Consigne A:
Répondez à ces questions d'après l'entretien avec Lucas Humbert :
(i) Dans quel magazine l'entretien a-t-il paru ?
(ii) Quelles deux structures le coureur vient-il d'annoncer qu'il quitte ?
(iii) Au cours de quel trail au Népal dit-il s'être parfois pris trop au sérieux ?
Consigne B:
Reproduisez sans rien changer le passage de l'entretien avec Lucas Humbert qui commence par les mots contenant "Le Jurassien Lucas" et se termine par "faire complètement l’inverse.".

Texte fourni:
╔══

Le Jurassien Lucas Humbert dit ce qu’il pense. Ses critiques sur l’univers du trail sont féroces, aussi féroces qu’est grand son amour du trail. Qui aime bien, châtie bien ! L’adage se vérifie une nouvelle fois.
Dans un entretien à Nordic Magazine, le coureur évoque aussi le team Trail Jura qui vient de se constituer et qui est en pleine formation.
Vous avez annoncé aujourd’hui que vous quittiez l’organisation de la Maxi-Race et le team Hoka. Pour quelles raisons ?
Quand je vous aurai dit ce que je pense de l’évolution du trail, vous aurez la réponse. Comme je suis quelqu’un d’assez « intègre », je me dis qu’il serait ridicule de penser et d’afficher quelque chose et de faire complètement l’inverse.
Vous êtes souvent critique par rapport à l’évolution du trail. Est-ce à dire qu’un sport populaire – car il le devient – ne peut pas être fidèle à ses valeurs d’origine ?
Peut-être trop effectivement car j’en ai aussi profité. Les valeurs d’origine, encore faudrait-il les définir, d’autant que chacun peut avoir les siennes ! Pour ma part, j ai toujours considéré que le trail devait respecter des valeurs qui sont aussi celles des montagnards : respect, humilité, entraide, courage…
Moi-même, pour en avoir discuté avec Dawa Sherpa récemment, je me suis parfois pris trop au sérieux, notamment au Solukhumbu trail au Népal l’année dernière.
Cette évolution est le reflet de la société et ce n’est pas parce que la discipline est populaire qu’il faut nous faire prendre des vessies pour des lanternes. Je ne vais pas refaire le monde, mais il y a des choses qui finissent par me mettre hors de moi : auriez-vous mis beaucoup d’argent dans une paire de chaussures ou dans une inscription il y a 15 ans ? Quand on connaît le prix de revient et le prix de vente de ces matériels et textiles censés vous faire gagner, ça laisse rêveur !
Ce n’est pas respecter la montagne”

╚══

Annotations de régions d'image:
╔══

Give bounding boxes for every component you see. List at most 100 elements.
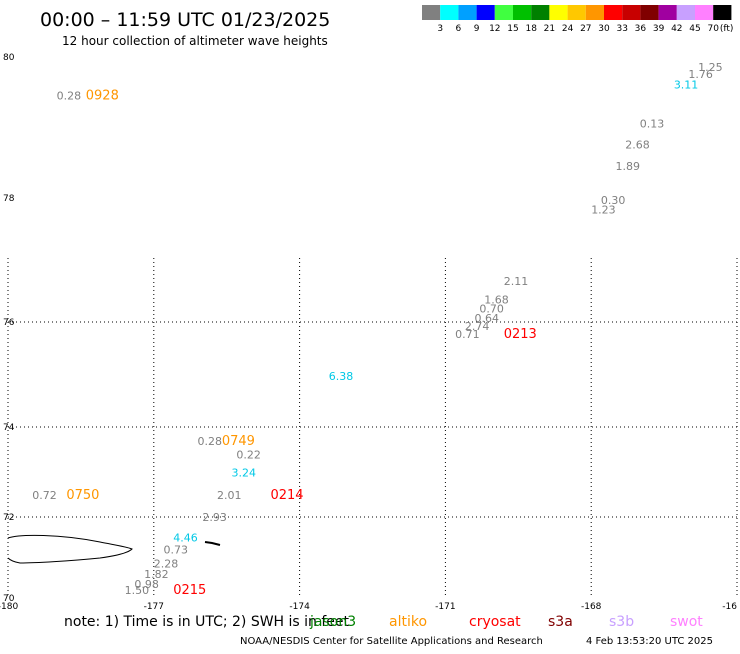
swh-value-label: 0.98 bbox=[134, 578, 159, 591]
y-tick-label: 76 bbox=[3, 318, 15, 328]
swh-value-label: 0.28 bbox=[57, 89, 82, 102]
colorbar-tick-label: 3 bbox=[437, 24, 443, 34]
legend-cryosat: cryosat bbox=[469, 614, 521, 630]
coastline bbox=[7, 534, 221, 564]
swh-value-label: 0.22 bbox=[236, 449, 260, 462]
swh-value-label: 3.11 bbox=[674, 79, 699, 92]
colorbar-tick-label: 9 bbox=[474, 24, 480, 34]
swh-value-label: 0.72 bbox=[32, 489, 57, 502]
colorbar-swatch bbox=[658, 5, 677, 20]
colorbar-swatch bbox=[458, 5, 477, 20]
colorbar-swatch bbox=[513, 5, 532, 20]
colorbar-swatch bbox=[713, 5, 732, 20]
colorbar-tick-label: 45 bbox=[689, 24, 700, 34]
colorbar-swatch bbox=[422, 5, 441, 20]
axis-labels: -180 -177 -174 -171 -168 -16 70 72 74 76 78 80 bbox=[0, 53, 737, 612]
pass-time-label: 0750 bbox=[66, 488, 99, 503]
legend-jason3: jason3 bbox=[309, 614, 356, 630]
swh-value-label: 2.74 bbox=[465, 320, 490, 333]
colorbar-swatch bbox=[567, 5, 586, 20]
legend-swot: swot bbox=[670, 614, 703, 630]
y-tick-label: 72 bbox=[3, 513, 14, 523]
colorbar-swatch bbox=[549, 5, 568, 20]
swh-value-label: 2.93 bbox=[202, 511, 227, 524]
colorbar-tick-label: 18 bbox=[525, 24, 537, 34]
swh-value-label: 2.01 bbox=[217, 489, 242, 502]
pass-time-label: 0214 bbox=[270, 488, 303, 503]
swh-value-label: 0.28 bbox=[198, 435, 223, 448]
legend-s3b: s3b bbox=[609, 614, 634, 630]
swh-value-label: 1.76 bbox=[688, 68, 713, 81]
swh-value-label: 3.24 bbox=[232, 467, 257, 480]
x-tick-label: -177 bbox=[144, 602, 164, 612]
colorbar-swatch bbox=[585, 5, 604, 20]
swh-value-label: 0.13 bbox=[640, 118, 665, 131]
colorbar-tick-label: 24 bbox=[562, 24, 574, 34]
swh-value-label: 1.82 bbox=[144, 568, 169, 581]
colorbar-swatch bbox=[640, 5, 659, 20]
coastline-herald-island bbox=[204, 541, 221, 546]
footer-credit: NOAA/NESDIS Center for Satellite Applica… bbox=[240, 636, 543, 647]
swh-value-label: 0.73 bbox=[164, 543, 189, 556]
legend-s3a: s3a bbox=[548, 614, 573, 630]
colorbar-swatch bbox=[476, 5, 495, 20]
wave-height-labels: 1.251.763.11 0.28 0.13 2.68 1.89 0.301.23 2.11… bbox=[32, 61, 722, 597]
swh-value-label: 1.68 bbox=[484, 293, 509, 306]
legend-altiko: altiko bbox=[389, 614, 427, 630]
coastline-wrangel-island bbox=[7, 534, 133, 564]
colorbar-tick-label: 21 bbox=[544, 24, 555, 34]
colorbar-tick-label: 33 bbox=[616, 24, 627, 34]
chart-subtitle: 12 hour collection of altimeter wave hei… bbox=[62, 34, 328, 48]
swh-value-label: 0.64 bbox=[475, 312, 500, 325]
swh-value-label: 1.25 bbox=[698, 61, 723, 74]
colorbar-legend: 3 6 9 12 15 18 21 24 27 30 33 36 39 42 45 70 (ft) bbox=[422, 5, 733, 34]
swh-value-label: 2.68 bbox=[625, 139, 650, 152]
x-tick-label: -171 bbox=[435, 602, 455, 612]
x-tick-label: -180 bbox=[0, 602, 18, 612]
legend-note: note: 1) Time is in UTC; 2) SWH is in fe… bbox=[64, 614, 350, 630]
colorbar-tick-label: 12 bbox=[489, 24, 500, 34]
colorbar-tick-label: 6 bbox=[456, 24, 462, 34]
y-tick-label: 70 bbox=[3, 594, 15, 604]
x-tick-label: -174 bbox=[289, 602, 310, 612]
colorbar-tick-label: 30 bbox=[598, 24, 610, 34]
pass-time-label: 0749 bbox=[222, 434, 255, 449]
swh-value-label: 0.70 bbox=[479, 303, 504, 316]
colorbar-swatch bbox=[604, 5, 623, 20]
x-tick-label: -16 bbox=[722, 602, 737, 612]
swh-value-label: 1.50 bbox=[125, 584, 150, 597]
colorbar-tick-label: 42 bbox=[671, 24, 682, 34]
colorbar-tick-label: 36 bbox=[635, 24, 647, 34]
satellite-legend: jason3 altiko cryosat s3a s3b swot bbox=[309, 614, 703, 630]
pass-time-label: 0215 bbox=[173, 583, 206, 598]
colorbar-swatch bbox=[440, 5, 459, 20]
y-tick-label: 78 bbox=[3, 194, 15, 204]
swh-value-label: 0.71 bbox=[455, 328, 480, 341]
y-tick-label: 80 bbox=[3, 53, 15, 63]
colorbar-swatch bbox=[676, 5, 695, 20]
swh-value-label: 1.23 bbox=[591, 204, 616, 217]
colorbar-tick-label: 15 bbox=[507, 24, 518, 34]
colorbar-tick-label: 27 bbox=[580, 24, 591, 34]
swh-value-label: 4.46 bbox=[173, 531, 198, 544]
y-tick-label: 74 bbox=[3, 423, 15, 433]
colorbar-swatch bbox=[531, 5, 550, 20]
x-tick-label: -168 bbox=[581, 602, 602, 612]
pass-time-label: 0213 bbox=[504, 327, 537, 342]
swh-value-label: 2.11 bbox=[504, 275, 528, 288]
colorbar-swatch bbox=[695, 5, 714, 20]
footer-timestamp: 4 Feb 13:53:20 UTC 2025 bbox=[586, 636, 713, 647]
swh-value-label: 1.89 bbox=[616, 160, 641, 173]
swh-value-label: 0.30 bbox=[601, 194, 626, 207]
chart-title: 00:00 – 11:59 UTC 01/23/2025 bbox=[40, 9, 330, 31]
pass-time-labels: 0212092802130749075002140215 bbox=[66, 88, 537, 598]
colorbar-swatch bbox=[494, 5, 513, 20]
swh-value-label: 2.28 bbox=[154, 558, 179, 571]
colorbar-tick-label: 39 bbox=[653, 24, 665, 34]
pass-time-label: 0928 bbox=[86, 88, 119, 103]
colorbar-tick-label: 70 bbox=[707, 24, 719, 34]
colorbar-swatch bbox=[622, 5, 641, 20]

╚══

Résultat final A:
(i) Nordic Magazine.
(ii) L'organisation de la Maxi-Race et le team Hoka.
(iii) Le Solukhumbu trail.

Résultat final B:
Le Jurassien Lucas Humbert dit ce qu’il pense. Ses critiques sur l’univers du trail sont féroces, aussi féroces qu’est grand son amour du trail. Qui aime bien, châtie bien ! L’adage se vérifie une nouvelle fois.
Dans un entretien à Nordic Magazine, le coureur évoque aussi le team Trail Jura qui vient de se constituer et qui est en pleine formation.
Vous avez annoncé aujourd’hui que vous quittiez l’organisation de la Maxi-Race et le team Hoka. Pour quelles raisons ?
Quand je vous aurai dit ce que je pense de l’évolution du trail, vous aurez la réponse. Comme je suis quelqu’un d’assez « intègre », je me dis qu’il serait ridicule de penser et d’afficher quelque chose et de faire complètement l’inverse.